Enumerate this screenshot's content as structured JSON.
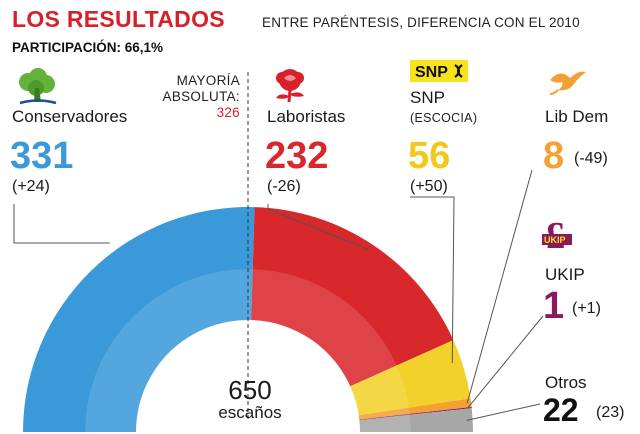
{
  "header": {
    "title": "LOS RESULTADOS",
    "subtitle": "ENTRE PARÉNTESIS, DIFERENCIA CON EL 2010",
    "turnout": "PARTICIPACIÓN: 66,1%"
  },
  "majority": {
    "line1": "MAYORÍA",
    "line2": "ABSOLUTA:",
    "value": "326"
  },
  "center": {
    "total": "650",
    "label": "escaños"
  },
  "parties": {
    "con": {
      "name": "Conservadores",
      "seats": "331",
      "diff": "(+24)",
      "color": "#3a9ad9",
      "icon": "oak-tree-icon"
    },
    "lab": {
      "name": "Laboristas",
      "seats": "232",
      "diff": "(-26)",
      "color": "#d8282c",
      "icon": "red-rose-icon"
    },
    "snp": {
      "name": "SNP",
      "region": "(ESCOCIA)",
      "logo": "SNP",
      "seats": "56",
      "diff": "(+50)",
      "color": "#f2d22a",
      "icon": "snp-logo-icon"
    },
    "lib": {
      "name": "Lib Dem",
      "seats": "8",
      "diff": "(-49)",
      "color": "#f5a033",
      "icon": "bird-icon"
    },
    "ukip": {
      "name": "UKIP",
      "logo": "UKIP",
      "seats": "1",
      "diff": "(+1)",
      "color": "#8a1a5c",
      "icon": "ukip-pound-icon"
    },
    "oth": {
      "name": "Otros",
      "seats": "22",
      "diff": "(23)",
      "color": "#a7a7a7"
    }
  },
  "chart_data": {
    "type": "pie",
    "variant": "parliament-half-donut",
    "total": 650,
    "majority": 326,
    "categories": [
      "Conservadores",
      "Laboristas",
      "SNP",
      "Lib Dem",
      "UKIP",
      "Otros"
    ],
    "values": [
      331,
      232,
      56,
      8,
      1,
      22
    ],
    "changes": [
      24,
      -26,
      50,
      -49,
      1,
      23
    ],
    "colors": [
      "#3a9ad9",
      "#d8282c",
      "#f2d22a",
      "#f5a033",
      "#8a1a5c",
      "#a7a7a7"
    ]
  }
}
━━━━━━━━━━━━━━━━
Copy the listing in full and without alteration, omitting every picture.

Enumerate this screenshot's content as structured JSON.
{
  "header": {
    "title": "LOS RESULTADOS",
    "subtitle": "ENTRE PARÉNTESIS, DIFERENCIA CON EL 2010",
    "turnout": "PARTICIPACIÓN: 66,1%"
  },
  "majority": {
    "line1": "MAYORÍA",
    "line2": "ABSOLUTA:",
    "value": "326"
  },
  "center": {
    "total": "650",
    "label": "escaños"
  },
  "parties": {
    "con": {
      "name": "Conservadores",
      "seats": "331",
      "diff": "(+24)",
      "color": "#3a9ad9",
      "icon": "oak-tree-icon"
    },
    "lab": {
      "name": "Laboristas",
      "seats": "232",
      "diff": "(-26)",
      "color": "#d8282c",
      "icon": "red-rose-icon"
    },
    "snp": {
      "name": "SNP",
      "region": "(ESCOCIA)",
      "logo": "SNP",
      "seats": "56",
      "diff": "(+50)",
      "color": "#f2d22a",
      "icon": "snp-logo-icon"
    },
    "lib": {
      "name": "Lib Dem",
      "seats": "8",
      "diff": "(-49)",
      "color": "#f5a033",
      "icon": "bird-icon"
    },
    "ukip": {
      "name": "UKIP",
      "logo": "UKIP",
      "seats": "1",
      "diff": "(+1)",
      "color": "#8a1a5c",
      "icon": "ukip-pound-icon"
    },
    "oth": {
      "name": "Otros",
      "seats": "22",
      "diff": "(23)",
      "color": "#a7a7a7"
    }
  },
  "chart_data": {
    "type": "pie",
    "variant": "parliament-half-donut",
    "total": 650,
    "majority": 326,
    "categories": [
      "Conservadores",
      "Laboristas",
      "SNP",
      "Lib Dem",
      "UKIP",
      "Otros"
    ],
    "values": [
      331,
      232,
      56,
      8,
      1,
      22
    ],
    "changes": [
      24,
      -26,
      50,
      -49,
      1,
      23
    ],
    "colors": [
      "#3a9ad9",
      "#d8282c",
      "#f2d22a",
      "#f5a033",
      "#8a1a5c",
      "#a7a7a7"
    ]
  }
}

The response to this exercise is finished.